_TASK STATEMENT_
Report, as a bare number, how many lines hold "rmse".

[Figure data in JSON]
---
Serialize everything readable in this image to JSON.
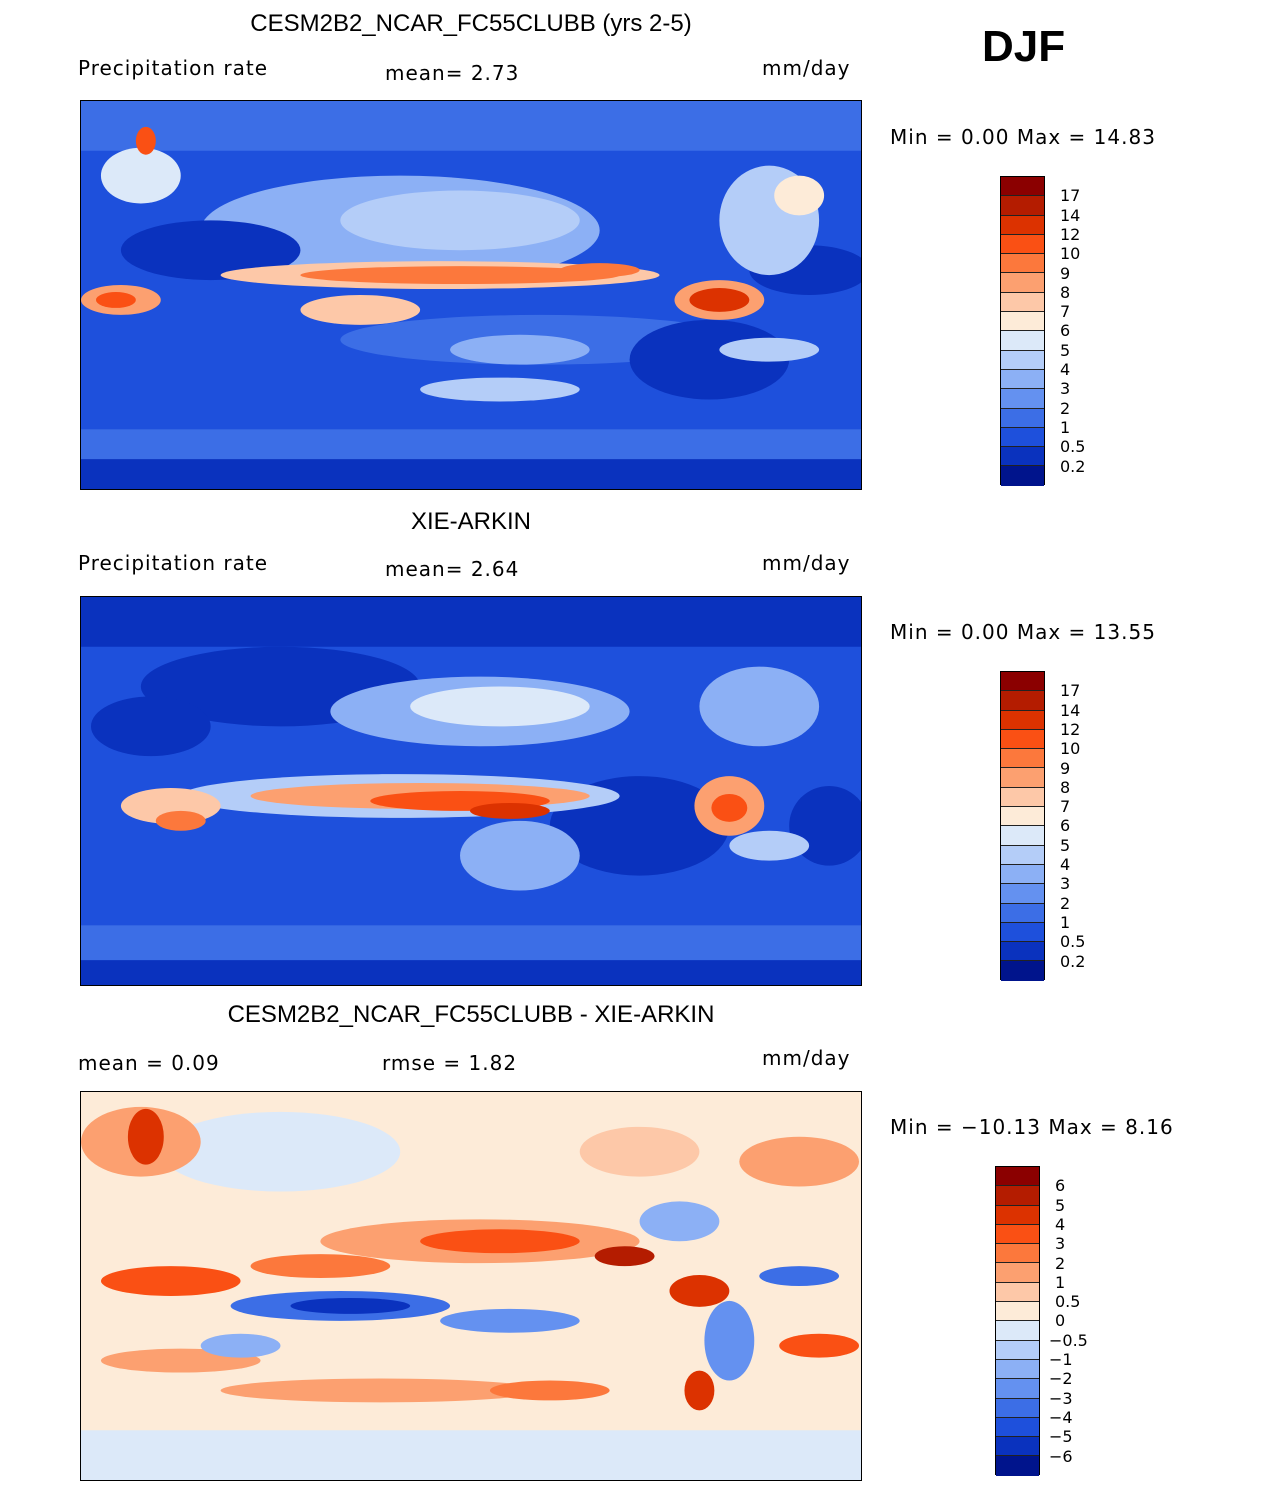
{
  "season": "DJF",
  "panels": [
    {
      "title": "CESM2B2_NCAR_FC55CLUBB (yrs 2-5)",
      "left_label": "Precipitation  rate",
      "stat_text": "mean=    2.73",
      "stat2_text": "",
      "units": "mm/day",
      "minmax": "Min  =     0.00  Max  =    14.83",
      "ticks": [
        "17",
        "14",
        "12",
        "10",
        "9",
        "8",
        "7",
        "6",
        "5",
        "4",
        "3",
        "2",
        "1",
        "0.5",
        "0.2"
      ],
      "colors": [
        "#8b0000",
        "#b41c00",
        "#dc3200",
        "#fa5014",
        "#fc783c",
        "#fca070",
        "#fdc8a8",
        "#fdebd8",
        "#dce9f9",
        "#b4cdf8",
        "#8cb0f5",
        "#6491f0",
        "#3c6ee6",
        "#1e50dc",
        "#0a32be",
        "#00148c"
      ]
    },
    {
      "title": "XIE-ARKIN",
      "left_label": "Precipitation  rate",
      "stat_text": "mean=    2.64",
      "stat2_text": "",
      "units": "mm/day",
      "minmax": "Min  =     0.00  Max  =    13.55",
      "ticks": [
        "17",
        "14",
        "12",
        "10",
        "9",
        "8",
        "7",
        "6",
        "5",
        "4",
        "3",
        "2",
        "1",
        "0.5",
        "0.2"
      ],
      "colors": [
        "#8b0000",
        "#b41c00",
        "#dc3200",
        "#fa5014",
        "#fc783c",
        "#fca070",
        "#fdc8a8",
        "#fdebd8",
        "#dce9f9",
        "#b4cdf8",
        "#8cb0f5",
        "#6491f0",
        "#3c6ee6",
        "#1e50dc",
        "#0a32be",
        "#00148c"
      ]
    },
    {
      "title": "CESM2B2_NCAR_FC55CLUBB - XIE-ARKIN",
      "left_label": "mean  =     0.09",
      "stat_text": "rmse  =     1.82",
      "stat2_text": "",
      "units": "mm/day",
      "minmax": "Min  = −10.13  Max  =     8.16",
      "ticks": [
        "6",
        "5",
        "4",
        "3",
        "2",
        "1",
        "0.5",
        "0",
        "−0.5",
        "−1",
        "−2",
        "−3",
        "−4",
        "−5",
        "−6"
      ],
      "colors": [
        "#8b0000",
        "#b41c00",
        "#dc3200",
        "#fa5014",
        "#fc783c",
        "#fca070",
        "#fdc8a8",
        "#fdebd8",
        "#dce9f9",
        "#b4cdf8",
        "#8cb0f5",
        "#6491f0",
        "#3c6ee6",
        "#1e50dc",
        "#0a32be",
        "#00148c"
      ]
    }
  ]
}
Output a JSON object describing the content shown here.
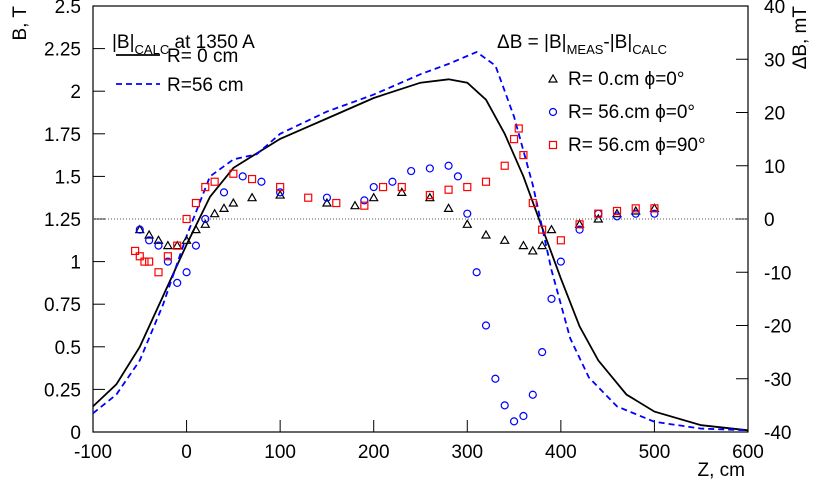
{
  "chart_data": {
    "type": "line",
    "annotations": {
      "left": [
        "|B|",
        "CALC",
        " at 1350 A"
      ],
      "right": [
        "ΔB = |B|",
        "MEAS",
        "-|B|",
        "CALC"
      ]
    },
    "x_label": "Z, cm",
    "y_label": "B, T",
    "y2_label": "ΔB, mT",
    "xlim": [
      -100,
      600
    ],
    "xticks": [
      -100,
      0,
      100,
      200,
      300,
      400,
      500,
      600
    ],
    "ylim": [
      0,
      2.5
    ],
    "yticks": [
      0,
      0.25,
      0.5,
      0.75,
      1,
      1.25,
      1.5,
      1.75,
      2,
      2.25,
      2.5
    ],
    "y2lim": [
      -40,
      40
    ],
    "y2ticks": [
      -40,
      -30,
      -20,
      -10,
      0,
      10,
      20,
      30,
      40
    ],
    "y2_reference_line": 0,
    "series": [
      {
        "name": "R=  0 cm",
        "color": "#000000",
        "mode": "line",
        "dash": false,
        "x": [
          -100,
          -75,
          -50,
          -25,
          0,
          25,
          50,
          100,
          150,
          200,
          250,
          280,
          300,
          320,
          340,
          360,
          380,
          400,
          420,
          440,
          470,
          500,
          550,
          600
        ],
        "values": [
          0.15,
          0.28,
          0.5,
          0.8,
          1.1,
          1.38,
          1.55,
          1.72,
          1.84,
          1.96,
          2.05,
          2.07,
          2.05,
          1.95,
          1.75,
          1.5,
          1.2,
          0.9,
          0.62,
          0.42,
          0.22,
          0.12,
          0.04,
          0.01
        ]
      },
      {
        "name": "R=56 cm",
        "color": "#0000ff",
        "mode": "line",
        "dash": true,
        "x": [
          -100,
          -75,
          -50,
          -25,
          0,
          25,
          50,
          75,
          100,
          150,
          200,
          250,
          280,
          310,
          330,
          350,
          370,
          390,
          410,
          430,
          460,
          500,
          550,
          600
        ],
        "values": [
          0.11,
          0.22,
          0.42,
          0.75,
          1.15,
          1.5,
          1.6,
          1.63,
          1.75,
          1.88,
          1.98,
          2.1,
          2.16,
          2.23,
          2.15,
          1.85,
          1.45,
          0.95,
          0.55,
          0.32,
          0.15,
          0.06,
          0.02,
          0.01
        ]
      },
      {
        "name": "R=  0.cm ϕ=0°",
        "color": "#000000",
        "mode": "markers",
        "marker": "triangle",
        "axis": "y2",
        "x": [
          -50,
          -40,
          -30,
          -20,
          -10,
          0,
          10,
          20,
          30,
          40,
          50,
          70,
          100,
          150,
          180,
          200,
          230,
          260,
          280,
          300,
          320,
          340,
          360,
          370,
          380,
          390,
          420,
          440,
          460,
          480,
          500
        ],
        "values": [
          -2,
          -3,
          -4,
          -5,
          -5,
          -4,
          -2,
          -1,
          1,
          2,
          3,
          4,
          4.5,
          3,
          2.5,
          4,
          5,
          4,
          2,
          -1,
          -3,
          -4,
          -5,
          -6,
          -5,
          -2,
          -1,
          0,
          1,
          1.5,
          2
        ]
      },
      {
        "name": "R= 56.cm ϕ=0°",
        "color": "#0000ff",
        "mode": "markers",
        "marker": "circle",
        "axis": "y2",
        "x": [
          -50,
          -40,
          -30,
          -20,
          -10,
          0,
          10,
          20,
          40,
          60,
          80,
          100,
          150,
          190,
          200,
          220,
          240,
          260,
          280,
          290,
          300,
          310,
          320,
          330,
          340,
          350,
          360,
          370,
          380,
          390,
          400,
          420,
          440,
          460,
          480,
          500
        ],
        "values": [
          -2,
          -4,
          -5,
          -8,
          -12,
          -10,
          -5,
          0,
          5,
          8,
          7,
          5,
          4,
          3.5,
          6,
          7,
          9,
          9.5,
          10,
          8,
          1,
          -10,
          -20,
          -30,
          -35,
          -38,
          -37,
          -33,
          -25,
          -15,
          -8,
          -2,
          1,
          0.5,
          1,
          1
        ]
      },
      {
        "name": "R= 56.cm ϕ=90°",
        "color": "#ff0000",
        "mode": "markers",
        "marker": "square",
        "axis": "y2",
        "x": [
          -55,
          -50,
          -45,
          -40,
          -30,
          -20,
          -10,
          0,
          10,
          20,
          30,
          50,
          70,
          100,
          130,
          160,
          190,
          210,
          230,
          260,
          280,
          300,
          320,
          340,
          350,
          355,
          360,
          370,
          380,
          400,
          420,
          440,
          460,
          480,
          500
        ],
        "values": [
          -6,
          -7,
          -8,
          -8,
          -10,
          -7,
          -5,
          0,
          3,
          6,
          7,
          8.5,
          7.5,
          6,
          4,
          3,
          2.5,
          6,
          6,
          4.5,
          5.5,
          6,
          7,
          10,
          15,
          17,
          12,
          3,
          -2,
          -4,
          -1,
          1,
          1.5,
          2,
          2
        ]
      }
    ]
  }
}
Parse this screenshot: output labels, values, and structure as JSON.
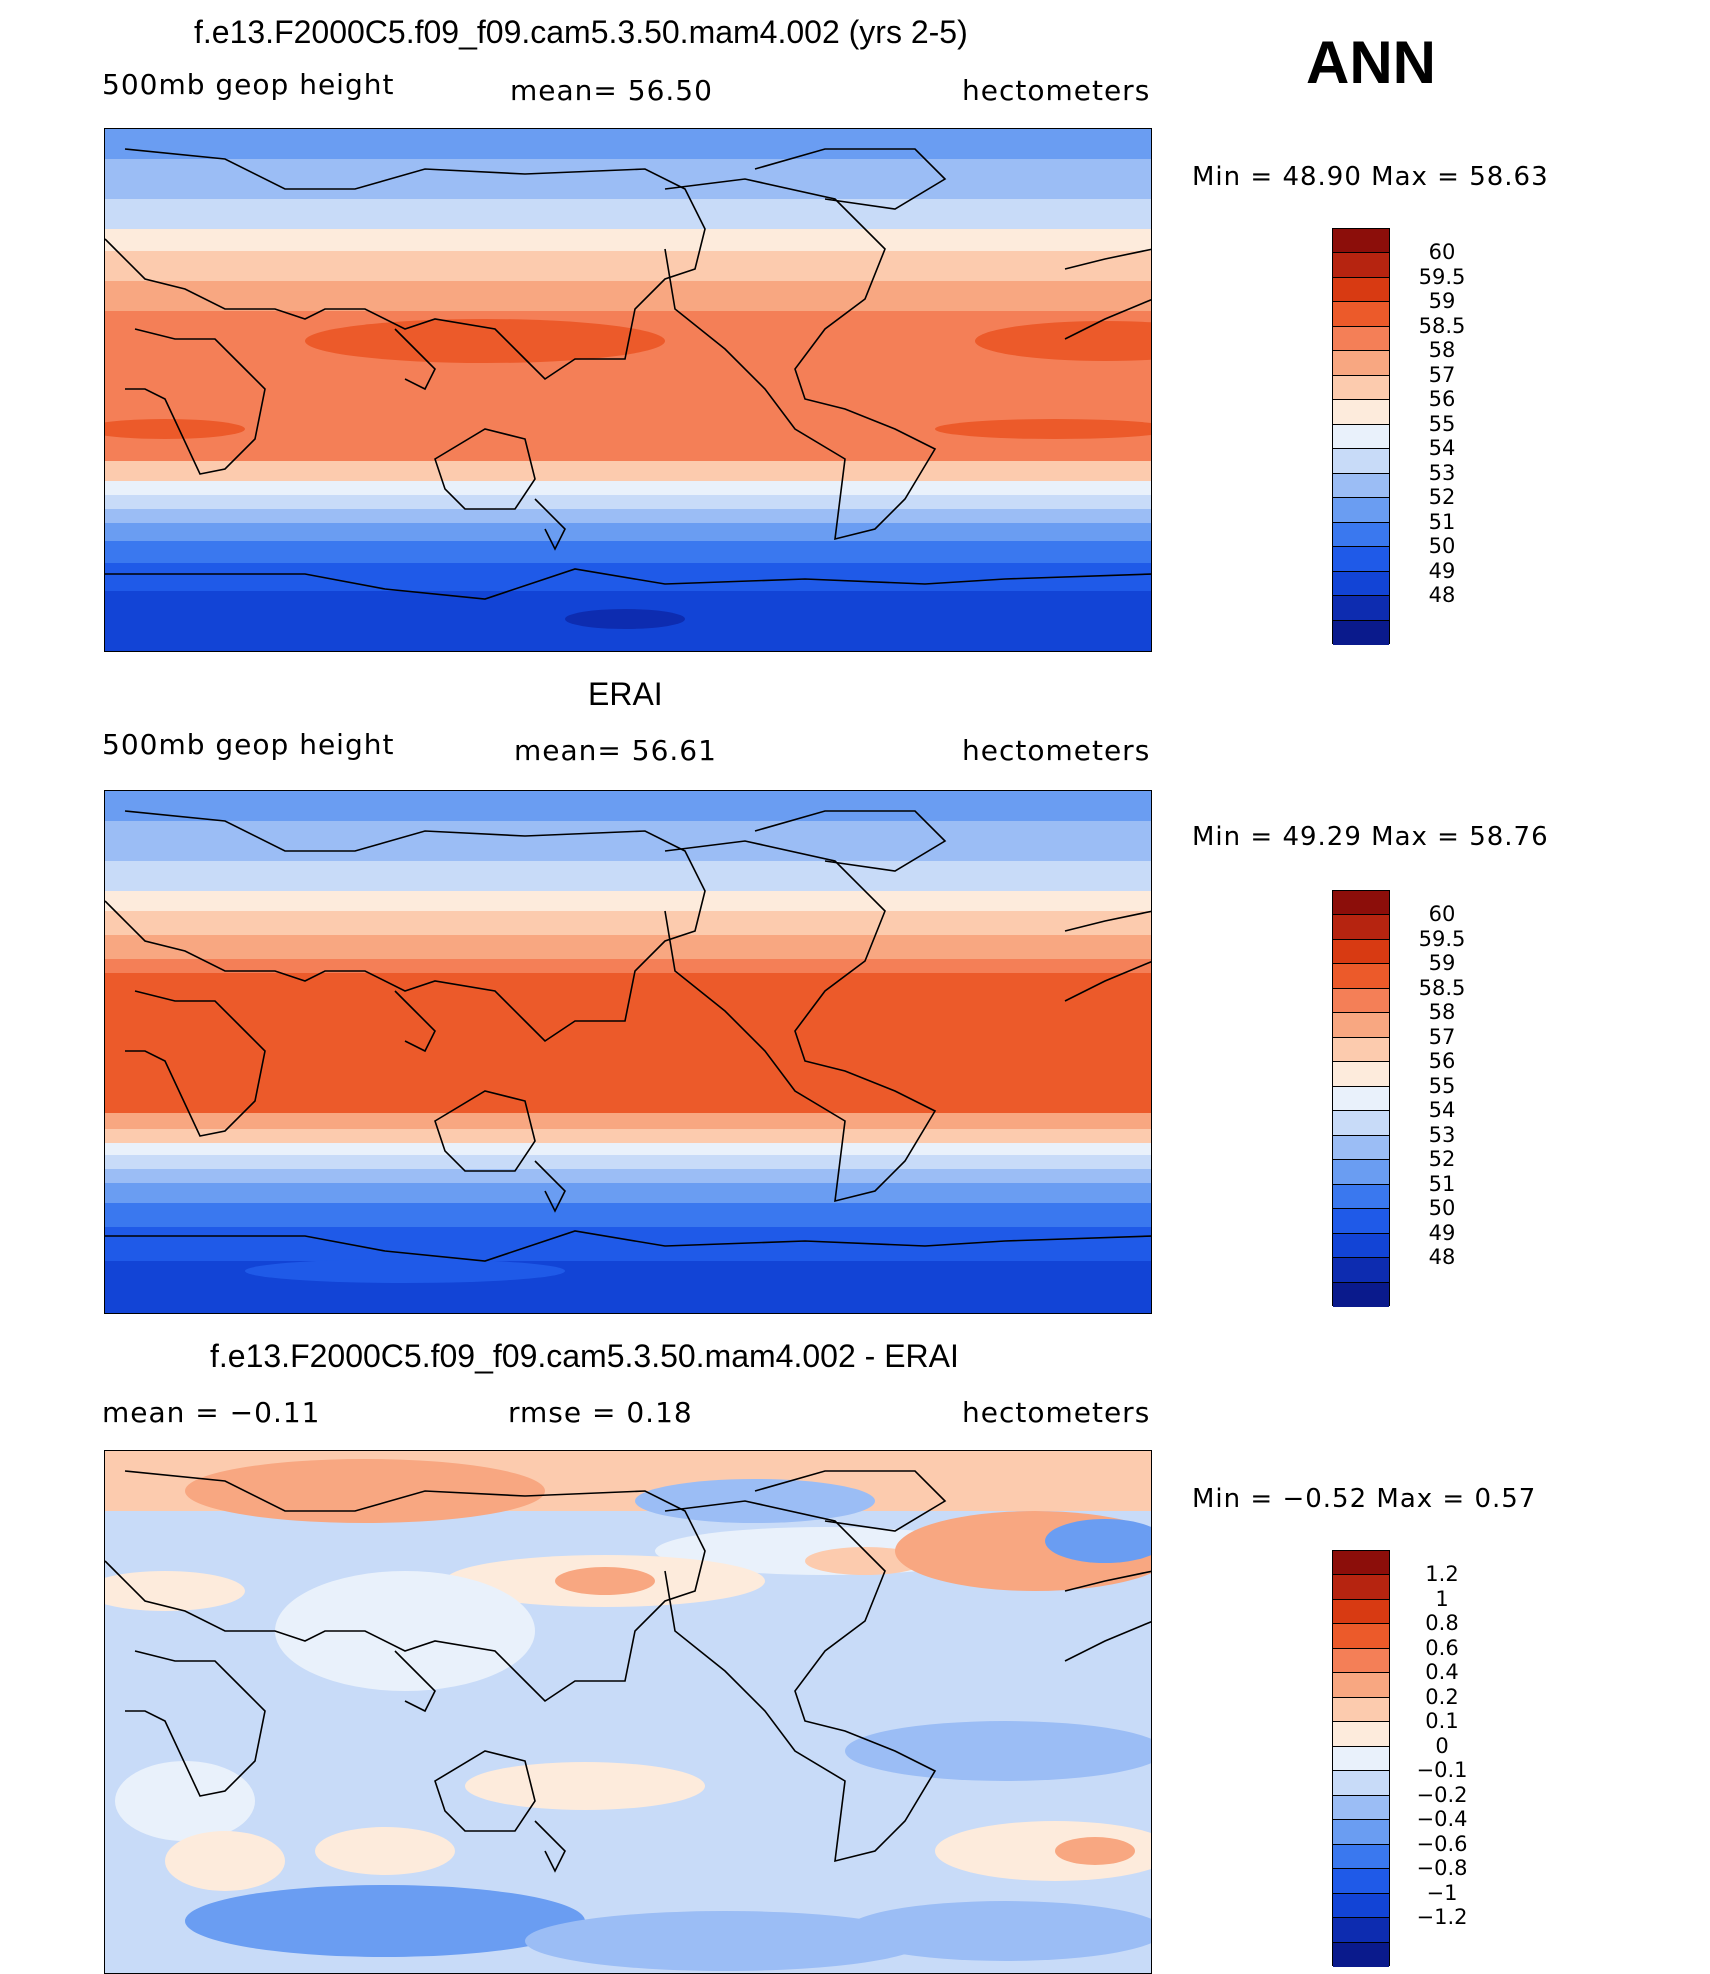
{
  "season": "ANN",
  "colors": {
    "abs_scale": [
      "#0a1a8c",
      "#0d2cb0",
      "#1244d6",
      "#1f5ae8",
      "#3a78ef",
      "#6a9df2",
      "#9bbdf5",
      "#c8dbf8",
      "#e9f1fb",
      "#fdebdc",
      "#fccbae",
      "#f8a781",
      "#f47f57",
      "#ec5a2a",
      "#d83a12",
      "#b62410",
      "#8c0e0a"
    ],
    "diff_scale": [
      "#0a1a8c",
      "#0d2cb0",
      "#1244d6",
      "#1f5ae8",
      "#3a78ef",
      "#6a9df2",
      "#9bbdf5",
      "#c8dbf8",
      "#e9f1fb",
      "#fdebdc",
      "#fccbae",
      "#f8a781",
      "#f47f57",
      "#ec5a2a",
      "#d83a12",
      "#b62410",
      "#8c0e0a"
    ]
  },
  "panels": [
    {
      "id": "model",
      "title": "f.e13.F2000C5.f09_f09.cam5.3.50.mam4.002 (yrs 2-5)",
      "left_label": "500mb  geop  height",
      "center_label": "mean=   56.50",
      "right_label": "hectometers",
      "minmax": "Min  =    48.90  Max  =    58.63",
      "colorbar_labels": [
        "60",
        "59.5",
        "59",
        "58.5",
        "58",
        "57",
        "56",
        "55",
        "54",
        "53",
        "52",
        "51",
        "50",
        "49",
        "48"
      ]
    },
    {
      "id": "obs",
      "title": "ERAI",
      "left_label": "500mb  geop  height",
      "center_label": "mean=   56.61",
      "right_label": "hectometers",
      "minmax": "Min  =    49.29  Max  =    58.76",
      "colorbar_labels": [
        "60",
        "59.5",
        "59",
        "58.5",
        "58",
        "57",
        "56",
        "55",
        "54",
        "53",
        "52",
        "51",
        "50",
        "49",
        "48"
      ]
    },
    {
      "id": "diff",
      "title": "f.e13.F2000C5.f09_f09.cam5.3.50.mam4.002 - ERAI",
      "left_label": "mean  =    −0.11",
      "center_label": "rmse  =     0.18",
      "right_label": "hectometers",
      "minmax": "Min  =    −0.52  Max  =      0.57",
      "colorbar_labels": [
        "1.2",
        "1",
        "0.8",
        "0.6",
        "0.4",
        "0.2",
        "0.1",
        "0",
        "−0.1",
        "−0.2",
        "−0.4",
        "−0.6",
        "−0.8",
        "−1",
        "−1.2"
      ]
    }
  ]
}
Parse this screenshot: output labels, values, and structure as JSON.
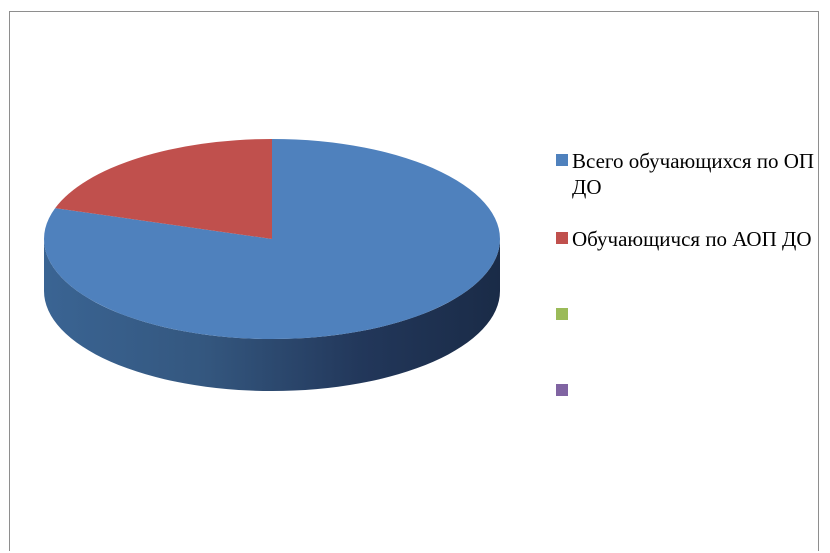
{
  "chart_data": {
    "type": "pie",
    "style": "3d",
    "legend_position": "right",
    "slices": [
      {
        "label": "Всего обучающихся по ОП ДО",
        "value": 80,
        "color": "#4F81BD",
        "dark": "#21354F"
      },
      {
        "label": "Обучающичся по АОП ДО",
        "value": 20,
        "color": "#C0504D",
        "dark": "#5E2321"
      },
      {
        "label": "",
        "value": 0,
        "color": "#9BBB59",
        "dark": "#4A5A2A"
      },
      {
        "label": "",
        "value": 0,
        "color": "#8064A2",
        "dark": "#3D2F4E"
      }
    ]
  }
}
---
_COMPLETED TASK_
2